# [Work to be completed]
Copy all entries without alteration and skip the pictures they hold.

(Figure record extracts)
[Begin]

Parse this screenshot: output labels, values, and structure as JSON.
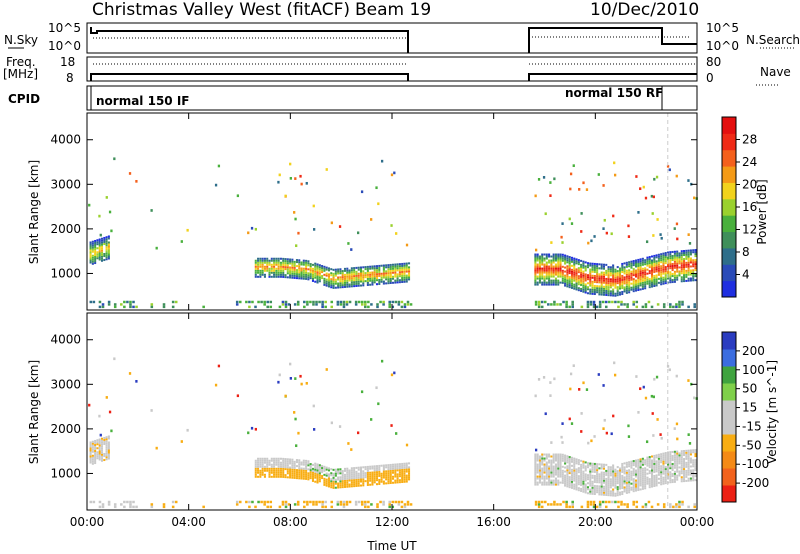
{
  "header": {
    "site": "Christmas Valley West (fitACF)",
    "beam": "Beam 19",
    "date": "10/Dec/2010"
  },
  "small_panels": {
    "nsky_label": "N.Sky",
    "nsky_ticks": [
      "10^5",
      "10^0"
    ],
    "nsearch_label": "N.Search",
    "nsearch_ticks": [
      "10^5",
      "10^0"
    ],
    "freq_label_1": "Freq.",
    "freq_label_2": "[MHz]",
    "freq_ticks": [
      "18",
      "8"
    ],
    "nave_label": "Nave",
    "nave_ticks": [
      "80",
      "0"
    ],
    "cpid_label": "CPID",
    "cpid_segments": [
      "normal 150 IF",
      "normal 150 RF"
    ]
  },
  "colors": {
    "power_scale": [
      "#1f2fe0",
      "#2a4bb8",
      "#2e6e8a",
      "#3f8f5a",
      "#49b03c",
      "#9ad12e",
      "#f2d21c",
      "#f49a16",
      "#f4601c",
      "#ef2a16",
      "#e40f0f"
    ],
    "velocity_scale": [
      "#2a3cc0",
      "#3b6de0",
      "#3fa33f",
      "#7fd04a",
      "#c9c9c9",
      "#c9c9c9",
      "#f8ad12",
      "#f48a16",
      "#f2621c",
      "#ec2014"
    ]
  },
  "chart_data": [
    {
      "type": "heatmap",
      "name": "Power",
      "ylabel": "Slant Range [km]",
      "xlabel": "Time UT",
      "x_ticks": [
        "00:00",
        "04:00",
        "08:00",
        "12:00",
        "16:00",
        "20:00",
        "00:00"
      ],
      "xlim_hours": [
        0,
        24
      ],
      "y_ticks": [
        1000,
        2000,
        3000,
        4000
      ],
      "ylim_km": [
        180,
        4600
      ],
      "colorbar_label": "Power [dB]",
      "colorbar_ticks": [
        4,
        8,
        12,
        16,
        20,
        24,
        28
      ],
      "data_gaps_hours": [
        [
          12.75,
          17.6
        ]
      ],
      "bands": [
        {
          "start": 0.1,
          "end": 0.9,
          "center_km": [
            1450,
            1600
          ],
          "width_km": 500,
          "peak_db": 22
        },
        {
          "start": 6.6,
          "end": 12.7,
          "center_km": [
            1150,
            1150,
            1100,
            900,
            950,
            1000,
            1050
          ],
          "width_km": 450,
          "peak_db": 24
        },
        {
          "start": 17.6,
          "end": 23.9,
          "center_km": [
            1100,
            1100,
            900,
            850,
            1000,
            1150,
            1200
          ],
          "width_km": 700,
          "peak_db": 30
        }
      ],
      "ground_scatter_km": [
        250,
        400
      ]
    },
    {
      "type": "heatmap",
      "name": "Velocity",
      "ylabel": "Slant Range [km]",
      "xlabel": "Time UT",
      "x_ticks": [
        "00:00",
        "04:00",
        "08:00",
        "12:00",
        "16:00",
        "20:00",
        "00:00"
      ],
      "xlim_hours": [
        0,
        24
      ],
      "y_ticks": [
        1000,
        2000,
        3000,
        4000
      ],
      "ylim_km": [
        180,
        4600
      ],
      "colorbar_label": "Velocity [m s^-1]",
      "colorbar_ticks": [
        200,
        100,
        50,
        15,
        -15,
        -50,
        -100,
        -200
      ],
      "data_gaps_hours": [
        [
          12.75,
          17.6
        ]
      ],
      "dominant_velocity_ms": [
        -15,
        15
      ],
      "evening_band_velocity_ms": -30
    }
  ]
}
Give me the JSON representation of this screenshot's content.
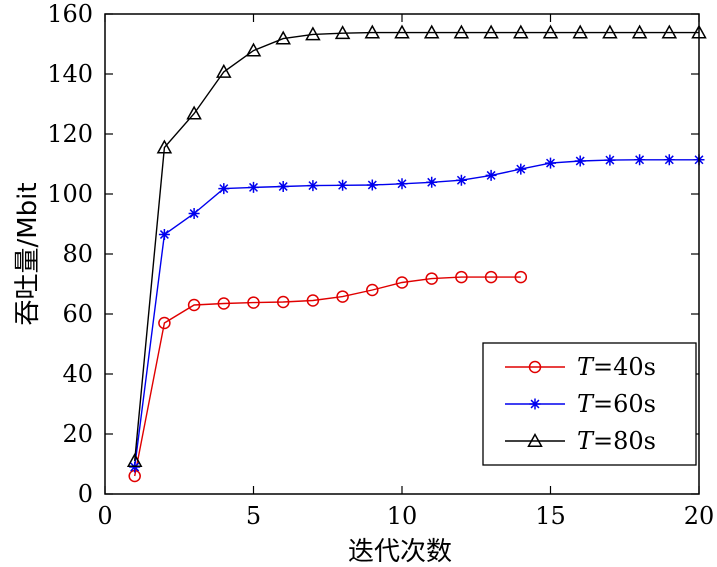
{
  "chart_data": {
    "type": "line",
    "title": "",
    "xlabel": "迭代次数",
    "ylabel": "吞吐量/Mbit",
    "xlim": [
      0,
      20
    ],
    "ylim": [
      0,
      160
    ],
    "xticks": [
      0,
      5,
      10,
      15,
      20
    ],
    "yticks": [
      0,
      20,
      40,
      60,
      80,
      100,
      120,
      140,
      160
    ],
    "grid": false,
    "legend_position": "bottom-right",
    "series": [
      {
        "name": "T=40s",
        "legend_var": "T",
        "legend_rest": "=40s",
        "color": "#e00000",
        "marker": "circle",
        "x": [
          1,
          2,
          3,
          4,
          5,
          6,
          7,
          8,
          9,
          10,
          11,
          12,
          13,
          14
        ],
        "values": [
          6,
          57,
          63,
          63.5,
          63.8,
          64,
          64.5,
          65.8,
          68,
          70.5,
          71.8,
          72.3,
          72.3,
          72.3
        ]
      },
      {
        "name": "T=60s",
        "legend_var": "T",
        "legend_rest": "=60s",
        "color": "#0000ee",
        "marker": "asterisk",
        "x": [
          1,
          2,
          3,
          4,
          5,
          6,
          7,
          8,
          9,
          10,
          11,
          12,
          13,
          14,
          15,
          16,
          17,
          18,
          19,
          20
        ],
        "values": [
          9,
          86.5,
          93.5,
          101.8,
          102.2,
          102.5,
          102.8,
          102.9,
          103,
          103.4,
          103.9,
          104.6,
          106.2,
          108.3,
          110.3,
          111,
          111.3,
          111.4,
          111.4,
          111.4
        ]
      },
      {
        "name": "T=80s",
        "legend_var": "T",
        "legend_rest": "=80s",
        "color": "#000000",
        "marker": "triangle",
        "x": [
          1,
          2,
          3,
          4,
          5,
          6,
          7,
          8,
          9,
          10,
          11,
          12,
          13,
          14,
          15,
          16,
          17,
          18,
          19,
          20
        ],
        "values": [
          11,
          115.5,
          126.8,
          140.7,
          147.8,
          151.8,
          153.2,
          153.6,
          153.8,
          153.8,
          153.8,
          153.8,
          153.8,
          153.8,
          153.8,
          153.8,
          153.8,
          153.8,
          153.8,
          153.8
        ]
      }
    ]
  }
}
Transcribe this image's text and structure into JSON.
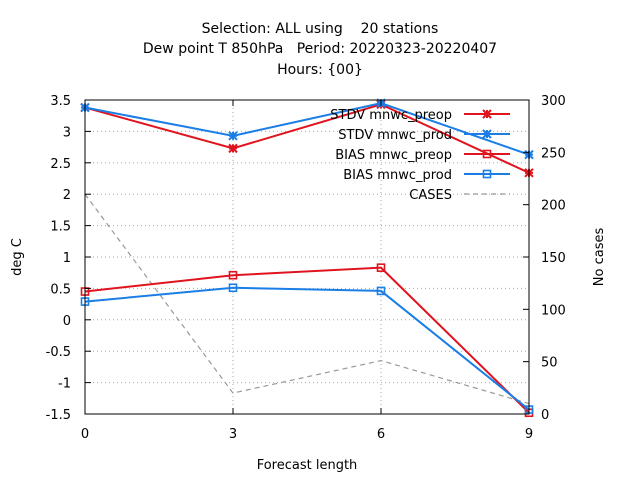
{
  "chart_data": {
    "type": "line",
    "title_lines": [
      "Selection: ALL using    20 stations",
      "Dew point T 850hPa   Period: 20220323-20220407",
      "Hours: {00}"
    ],
    "xlabel": "Forecast length",
    "ylabel": "deg C",
    "y2label": "No cases",
    "x": [
      0,
      3,
      6,
      9
    ],
    "xlim": [
      0,
      9
    ],
    "ylim": [
      -1.5,
      3.5
    ],
    "y2lim": [
      0,
      300
    ],
    "xticks": [
      "0",
      "3",
      "6",
      "9"
    ],
    "yticks": [
      "-1.5",
      "-1",
      "-0.5",
      "0",
      "0.5",
      "1",
      "1.5",
      "2",
      "2.5",
      "3",
      "3.5"
    ],
    "y2ticks": [
      "0",
      "50",
      "100",
      "150",
      "200",
      "250",
      "300"
    ],
    "grid": true,
    "legend_position": "top-right",
    "series": [
      {
        "name": "STDV mnwc_preop",
        "axis": "y1",
        "marker": "star",
        "color": "#e0141e",
        "dash": "solid",
        "values": [
          3.38,
          2.73,
          3.43,
          2.34
        ]
      },
      {
        "name": "STDV mnwc_prod",
        "axis": "y1",
        "marker": "star",
        "color": "#1a7ee6",
        "dash": "solid",
        "values": [
          3.38,
          2.93,
          3.45,
          2.63
        ]
      },
      {
        "name": "BIAS mnwc_preop",
        "axis": "y1",
        "marker": "square",
        "color": "#e0141e",
        "dash": "solid",
        "values": [
          0.45,
          0.71,
          0.83,
          -1.48
        ]
      },
      {
        "name": "BIAS mnwc_prod",
        "axis": "y1",
        "marker": "square",
        "color": "#1a7ee6",
        "dash": "solid",
        "values": [
          0.29,
          0.51,
          0.46,
          -1.43
        ]
      },
      {
        "name": "CASES",
        "axis": "y2",
        "marker": "none",
        "color": "#999999",
        "dash": "dashed",
        "values": [
          210,
          20,
          51,
          10
        ]
      }
    ]
  }
}
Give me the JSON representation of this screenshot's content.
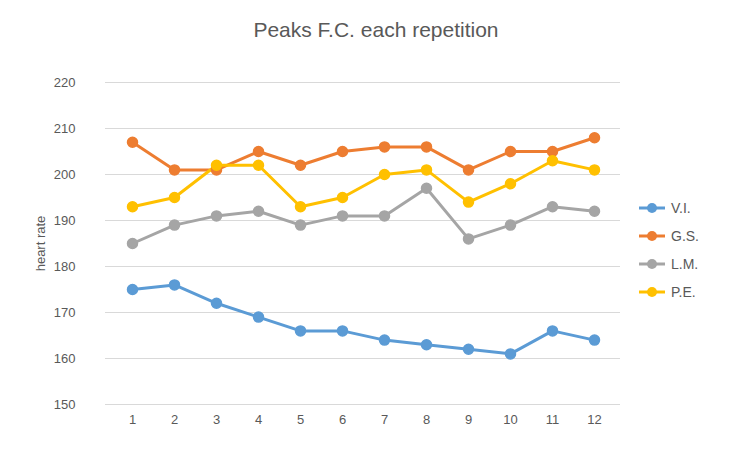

[End]

# [Task answer]
Parse this screenshot: output labels, values, and structure as JSON.
{
  "header": {
    "site": "Christmas Valley West (fitACF)",
    "beam": "Beam 19",
    "date": "10/Dec/2010"
  },
  "small_panels": {
    "nsky_label": "N.Sky",
    "nsky_ticks": [
      "10^5",
      "10^0"
    ],
    "nsearch_label": "N.Search",
    "nsearch_ticks": [
      "10^5",
      "10^0"
    ],
    "freq_label_1": "Freq.",
    "freq_label_2": "[MHz]",
    "freq_ticks": [
      "18",
      "8"
    ],
    "nave_label": "Nave",
    "nave_ticks": [
      "80",
      "0"
    ],
    "cpid_label": "CPID",
    "cpid_segments": [
      "normal 150 IF",
      "normal 150 RF"
    ]
  },
  "colors": {
    "power_scale": [
      "#1f2fe0",
      "#2a4bb8",
      "#2e6e8a",
      "#3f8f5a",
      "#49b03c",
      "#9ad12e",
      "#f2d21c",
      "#f49a16",
      "#f4601c",
      "#ef2a16",
      "#e40f0f"
    ],
    "velocity_scale": [
      "#2a3cc0",
      "#3b6de0",
      "#3fa33f",
      "#7fd04a",
      "#c9c9c9",
      "#c9c9c9",
      "#f8ad12",
      "#f48a16",
      "#f2621c",
      "#ec2014"
    ]
  },
  "chart_data": [
    {
      "type": "heatmap",
      "name": "Power",
      "ylabel": "Slant Range [km]",
      "xlabel": "Time UT",
      "x_ticks": [
        "00:00",
        "04:00",
        "08:00",
        "12:00",
        "16:00",
        "20:00",
        "00:00"
      ],
      "xlim_hours": [
        0,
        24
      ],
      "y_ticks": [
        1000,
        2000,
        3000,
        4000
      ],
      "ylim_km": [
        180,
        4600
      ],
      "colorbar_label": "Power [dB]",
      "colorbar_ticks": [
        4,
        8,
        12,
        16,
        20,
        24,
        28
      ],
      "data_gaps_hours": [
        [
          12.75,
          17.6
        ]
      ],
      "bands": [
        {
          "start": 0.1,
          "end": 0.9,
          "center_km": [
            1450,
            1600
          ],
          "width_km": 500,
          "peak_db": 22
        },
        {
          "start": 6.6,
          "end": 12.7,
          "center_km": [
            1150,
            1150,
            1100,
            900,
            950,
            1000,
            1050
          ],
          "width_km": 450,
          "peak_db": 24
        },
        {
          "start": 17.6,
          "end": 23.9,
          "center_km": [
            1100,
            1100,
            900,
            850,
            1000,
            1150,
            1200
          ],
          "width_km": 700,
          "peak_db": 30
        }
      ],
      "ground_scatter_km": [
        250,
        400
      ]
    },
    {
      "type": "heatmap",
      "name": "Velocity",
      "ylabel": "Slant Range [km]",
      "xlabel": "Time UT",
      "x_ticks": [
        "00:00",
        "04:00",
        "08:00",
        "12:00",
        "16:00",
        "20:00",
        "00:00"
      ],
      "xlim_hours": [
        0,
        24
      ],
      "y_ticks": [
        1000,
        2000,
        3000,
        4000
      ],
      "ylim_km": [
        180,
        4600
      ],
      "colorbar_label": "Velocity [m s^-1]",
      "colorbar_ticks": [
        200,
        100,
        50,
        15,
        -15,
        -50,
        -100,
        -200
      ],
      "data_gaps_hours": [
        [
          12.75,
          17.6
        ]
      ],
      "dominant_velocity_ms": [
        -15,
        15
      ],
      "evening_band_velocity_ms": -30
    }
  ]
}
Give me the JSON representation of this screenshot's content.
{
  "chart_data": {
    "type": "line",
    "title": "",
    "xlabel": "迭代次数",
    "ylabel": "吞吐量/Mbit",
    "xlim": [
      0,
      20
    ],
    "ylim": [
      0,
      160
    ],
    "xticks": [
      0,
      5,
      10,
      15,
      20
    ],
    "yticks": [
      0,
      20,
      40,
      60,
      80,
      100,
      120,
      140,
      160
    ],
    "grid": false,
    "legend_position": "bottom-right",
    "series": [
      {
        "name": "T=40s",
        "legend_var": "T",
        "legend_rest": "=40s",
        "color": "#e00000",
        "marker": "circle",
        "x": [
          1,
          2,
          3,
          4,
          5,
          6,
          7,
          8,
          9,
          10,
          11,
          12,
          13,
          14
        ],
        "values": [
          6,
          57,
          63,
          63.5,
          63.8,
          64,
          64.5,
          65.8,
          68,
          70.5,
          71.8,
          72.3,
          72.3,
          72.3
        ]
      },
      {
        "name": "T=60s",
        "legend_var": "T",
        "legend_rest": "=60s",
        "color": "#0000ee",
        "marker": "asterisk",
        "x": [
          1,
          2,
          3,
          4,
          5,
          6,
          7,
          8,
          9,
          10,
          11,
          12,
          13,
          14,
          15,
          16,
          17,
          18,
          19,
          20
        ],
        "values": [
          9,
          86.5,
          93.5,
          101.8,
          102.2,
          102.5,
          102.8,
          102.9,
          103,
          103.4,
          103.9,
          104.6,
          106.2,
          108.3,
          110.3,
          111,
          111.3,
          111.4,
          111.4,
          111.4
        ]
      },
      {
        "name": "T=80s",
        "legend_var": "T",
        "legend_rest": "=80s",
        "color": "#000000",
        "marker": "triangle",
        "x": [
          1,
          2,
          3,
          4,
          5,
          6,
          7,
          8,
          9,
          10,
          11,
          12,
          13,
          14,
          15,
          16,
          17,
          18,
          19,
          20
        ],
        "values": [
          11,
          115.5,
          126.8,
          140.7,
          147.8,
          151.8,
          153.2,
          153.6,
          153.8,
          153.8,
          153.8,
          153.8,
          153.8,
          153.8,
          153.8,
          153.8,
          153.8,
          153.8,
          153.8,
          153.8
        ]
      }
    ]
  }
}
Transcribe this image's text and structure into JSON.
{
  "chart_data": {
    "type": "line",
    "title_lines": [
      "Selection: ALL using    20 stations",
      "Dew point T 850hPa   Period: 20220323-20220407",
      "Hours: {00}"
    ],
    "xlabel": "Forecast length",
    "ylabel": "deg C",
    "y2label": "No cases",
    "x": [
      0,
      3,
      6,
      9
    ],
    "xlim": [
      0,
      9
    ],
    "ylim": [
      -1.5,
      3.5
    ],
    "y2lim": [
      0,
      300
    ],
    "xticks": [
      "0",
      "3",
      "6",
      "9"
    ],
    "yticks": [
      "-1.5",
      "-1",
      "-0.5",
      "0",
      "0.5",
      "1",
      "1.5",
      "2",
      "2.5",
      "3",
      "3.5"
    ],
    "y2ticks": [
      "0",
      "50",
      "100",
      "150",
      "200",
      "250",
      "300"
    ],
    "grid": true,
    "legend_position": "top-right",
    "series": [
      {
        "name": "STDV mnwc_preop",
        "axis": "y1",
        "marker": "star",
        "color": "#e0141e",
        "dash": "solid",
        "values": [
          3.38,
          2.73,
          3.43,
          2.34
        ]
      },
      {
        "name": "STDV mnwc_prod",
        "axis": "y1",
        "marker": "star",
        "color": "#1a7ee6",
        "dash": "solid",
        "values": [
          3.38,
          2.93,
          3.45,
          2.63
        ]
      },
      {
        "name": "BIAS mnwc_preop",
        "axis": "y1",
        "marker": "square",
        "color": "#e0141e",
        "dash": "solid",
        "values": [
          0.45,
          0.71,
          0.83,
          -1.48
        ]
      },
      {
        "name": "BIAS mnwc_prod",
        "axis": "y1",
        "marker": "square",
        "color": "#1a7ee6",
        "dash": "solid",
        "values": [
          0.29,
          0.51,
          0.46,
          -1.43
        ]
      },
      {
        "name": "CASES",
        "axis": "y2",
        "marker": "none",
        "color": "#999999",
        "dash": "dashed",
        "values": [
          210,
          20,
          51,
          10
        ]
      }
    ]
  }
}
Give me the JSON representation of this screenshot's content.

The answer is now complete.